* [Exercise prompt]: Your job is to retype all of the data word for word, leaving every image out.

-- begin Entries --

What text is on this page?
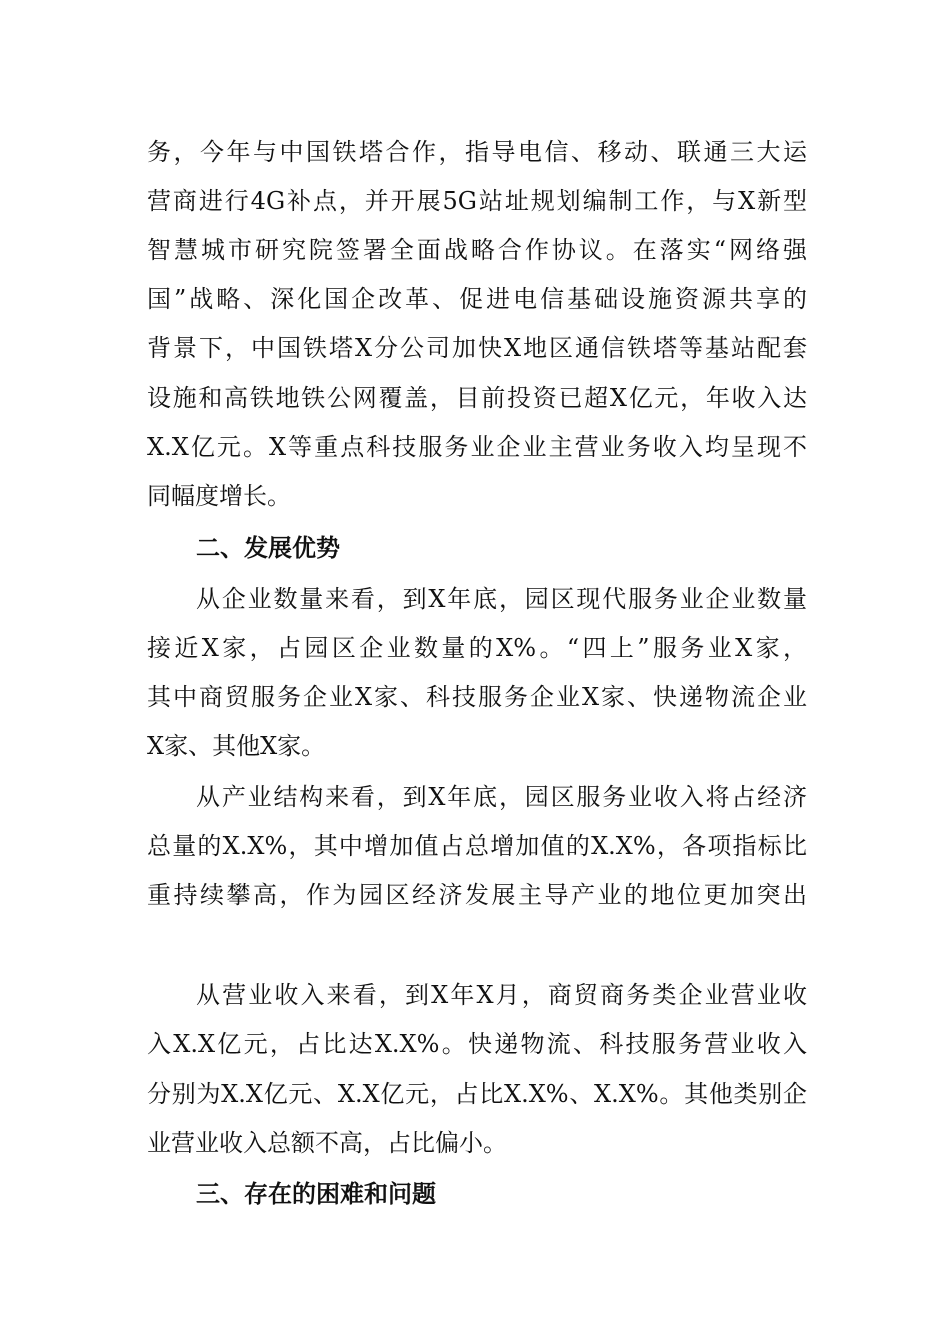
务，今年与中国铁塔合作，指导电信、移动、联通三大运
营商进行4G补点，并开展5G站址规划编制工作，与X新型
智慧城市研究院签署全面战略合作协议。在落实“网络强
国”战略、深化国企改革、促进电信基础设施资源共享的
背景下，中国铁塔X分公司加快X地区通信铁塔等基站配套
设施和高铁地铁公网覆盖，目前投资已超X亿元，年收入达
X.X亿元。X等重点科技服务业企业主营业务收入均呈现不
同幅度增长。
二、发展优势
从企业数量来看，到X年底，园区现代服务业企业数量
接近X家，占园区企业数量的X%。“四上”服务业X家，
其中商贸服务企业X家、科技服务企业X家、快递物流企业
X家、其他X家。
从产业结构来看，到X年底，园区服务业收入将占经济
总量的X.X%，其中增加值占总增加值的X.X%，各项指标比
重持续攀高，作为园区经济发展主导产业的地位更加突出
从营业收入来看，到X年X月，商贸商务类企业营业收
入X.X亿元，占比达X.X%。快递物流、科技服务营业收入
分别为X.X亿元、X.X亿元，占比X.X%、X.X%。其他类别企
业营业收入总额不高，占比偏小。
三、存在的困难和问题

-- end Entries --

* [Solution below]:
What text is on this page?
务，今年与中国铁塔合作，指导电信、移动、联通三大运
营商进行4G补点，并开展5G站址规划编制工作，与X新型
智慧城市研究院签署全面战略合作协议。在落实“网络强
国”战略、深化国企改革、促进电信基础设施资源共享的
背景下，中国铁塔X分公司加快X地区通信铁塔等基站配套
设施和高铁地铁公网覆盖，目前投资已超X亿元，年收入达
X.X亿元。X等重点科技服务业企业主营业务收入均呈现不
同幅度增长。
二、发展优势
从企业数量来看，到X年底，园区现代服务业企业数量
接近X家，占园区企业数量的X%。“四上”服务业X家，
其中商贸服务企业X家、科技服务企业X家、快递物流企业
X家、其他X家。
从产业结构来看，到X年底，园区服务业收入将占经济
总量的X.X%，其中增加值占总增加值的X.X%，各项指标比
重持续攀高，作为园区经济发展主导产业的地位更加突出
从营业收入来看，到X年X月，商贸商务类企业营业收
入X.X亿元，占比达X.X%。快递物流、科技服务营业收入
分别为X.X亿元、X.X亿元，占比X.X%、X.X%。其他类别企
业营业收入总额不高，占比偏小。
三、存在的困难和问题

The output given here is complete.